* Goal
Collect each line of the entries that holds the string "frequency".

┄┄┄┄┄┄┄┄┄┄┄┄┄┄┄┄┄┄┄┄

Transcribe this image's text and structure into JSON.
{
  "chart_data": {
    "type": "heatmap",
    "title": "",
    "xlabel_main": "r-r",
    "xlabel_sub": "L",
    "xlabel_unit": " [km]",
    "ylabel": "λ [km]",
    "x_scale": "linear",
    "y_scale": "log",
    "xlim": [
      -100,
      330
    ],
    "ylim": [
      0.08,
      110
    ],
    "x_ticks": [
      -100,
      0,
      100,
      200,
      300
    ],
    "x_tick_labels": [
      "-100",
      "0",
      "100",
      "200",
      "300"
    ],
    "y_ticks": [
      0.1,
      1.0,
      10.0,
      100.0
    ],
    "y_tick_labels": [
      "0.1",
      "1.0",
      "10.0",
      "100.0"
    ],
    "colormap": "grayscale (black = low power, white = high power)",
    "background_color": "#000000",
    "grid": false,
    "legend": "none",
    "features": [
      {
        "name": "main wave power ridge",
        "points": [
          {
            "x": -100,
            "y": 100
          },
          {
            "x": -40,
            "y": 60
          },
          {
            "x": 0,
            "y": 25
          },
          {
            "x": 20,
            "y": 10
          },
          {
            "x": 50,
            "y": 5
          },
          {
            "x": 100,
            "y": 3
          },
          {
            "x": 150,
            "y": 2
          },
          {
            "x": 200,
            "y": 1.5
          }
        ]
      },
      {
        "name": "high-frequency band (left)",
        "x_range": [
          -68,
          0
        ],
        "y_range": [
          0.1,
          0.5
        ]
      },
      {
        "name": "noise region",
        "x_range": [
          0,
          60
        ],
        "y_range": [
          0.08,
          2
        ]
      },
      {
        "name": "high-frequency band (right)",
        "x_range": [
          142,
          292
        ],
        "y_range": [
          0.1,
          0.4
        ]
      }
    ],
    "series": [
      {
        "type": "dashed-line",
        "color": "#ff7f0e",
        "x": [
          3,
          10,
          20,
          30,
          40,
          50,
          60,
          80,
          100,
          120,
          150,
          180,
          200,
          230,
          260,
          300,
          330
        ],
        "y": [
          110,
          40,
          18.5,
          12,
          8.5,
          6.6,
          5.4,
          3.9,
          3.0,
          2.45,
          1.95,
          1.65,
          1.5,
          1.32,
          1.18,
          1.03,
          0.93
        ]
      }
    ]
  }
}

┄┄┄┄┄┄┄┄┄┄┄┄┄┄┄┄┄┄┄┄

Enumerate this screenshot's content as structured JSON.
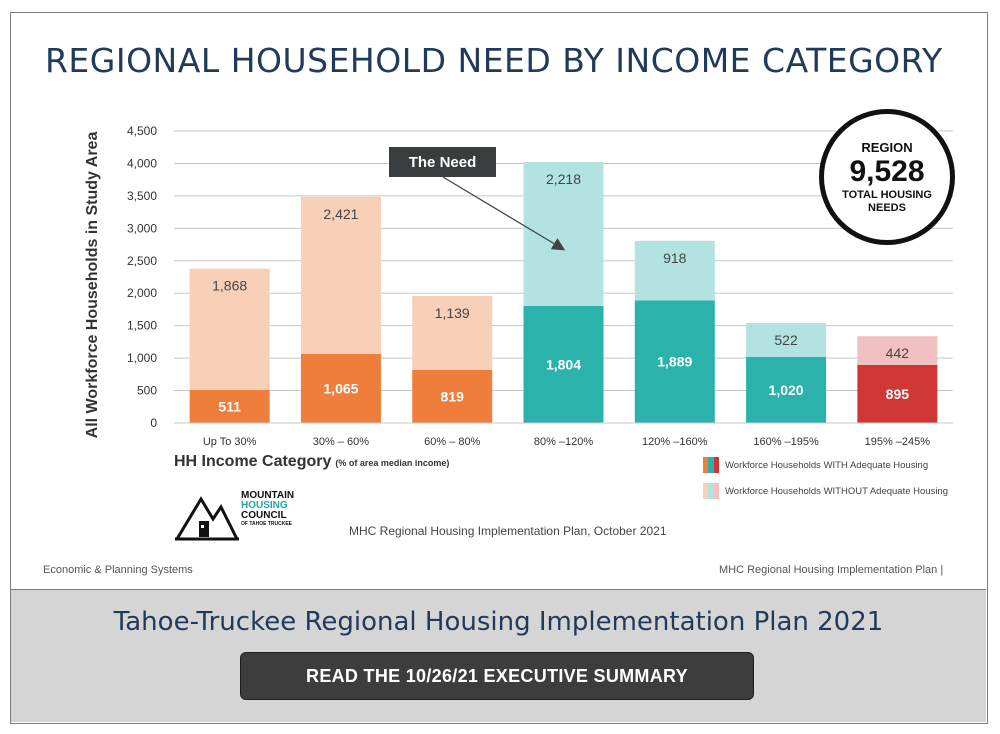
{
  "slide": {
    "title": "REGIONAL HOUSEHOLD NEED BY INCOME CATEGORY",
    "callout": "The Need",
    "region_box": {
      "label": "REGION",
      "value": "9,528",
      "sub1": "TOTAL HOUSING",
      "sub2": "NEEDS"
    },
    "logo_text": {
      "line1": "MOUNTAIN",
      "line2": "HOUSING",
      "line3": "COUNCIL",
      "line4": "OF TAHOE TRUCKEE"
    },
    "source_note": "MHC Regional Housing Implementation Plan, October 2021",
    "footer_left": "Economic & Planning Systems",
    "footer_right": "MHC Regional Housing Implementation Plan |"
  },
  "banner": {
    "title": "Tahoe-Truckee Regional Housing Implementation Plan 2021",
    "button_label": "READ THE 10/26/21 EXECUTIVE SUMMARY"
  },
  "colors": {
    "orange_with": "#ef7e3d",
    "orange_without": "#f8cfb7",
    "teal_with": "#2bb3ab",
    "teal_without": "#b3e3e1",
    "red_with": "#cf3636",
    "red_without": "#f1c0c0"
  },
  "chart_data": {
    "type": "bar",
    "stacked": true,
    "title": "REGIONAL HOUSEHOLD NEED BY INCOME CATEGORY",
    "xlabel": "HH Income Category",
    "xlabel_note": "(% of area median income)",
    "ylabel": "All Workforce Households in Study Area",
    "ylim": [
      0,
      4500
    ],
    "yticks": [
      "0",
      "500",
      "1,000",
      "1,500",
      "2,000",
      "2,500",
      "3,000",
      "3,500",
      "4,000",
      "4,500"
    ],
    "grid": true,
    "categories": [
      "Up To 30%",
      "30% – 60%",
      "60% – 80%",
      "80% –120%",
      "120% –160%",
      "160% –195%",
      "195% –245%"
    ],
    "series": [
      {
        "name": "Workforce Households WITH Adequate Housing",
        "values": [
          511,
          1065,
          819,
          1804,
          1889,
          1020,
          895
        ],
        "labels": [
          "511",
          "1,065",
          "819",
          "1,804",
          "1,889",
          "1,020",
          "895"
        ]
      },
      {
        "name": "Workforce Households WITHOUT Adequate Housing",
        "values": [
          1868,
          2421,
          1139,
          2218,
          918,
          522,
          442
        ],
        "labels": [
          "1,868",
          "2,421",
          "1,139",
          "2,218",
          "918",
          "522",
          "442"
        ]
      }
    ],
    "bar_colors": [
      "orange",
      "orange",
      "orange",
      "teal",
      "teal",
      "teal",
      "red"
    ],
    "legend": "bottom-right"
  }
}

┄┄┄┄┄┄┄┄┄┄┄┄┄┄┄┄┄┄┄┄

* Output of the exercise
        "name": "high-frequency band (left)",
        "name": "high-frequency band (right)",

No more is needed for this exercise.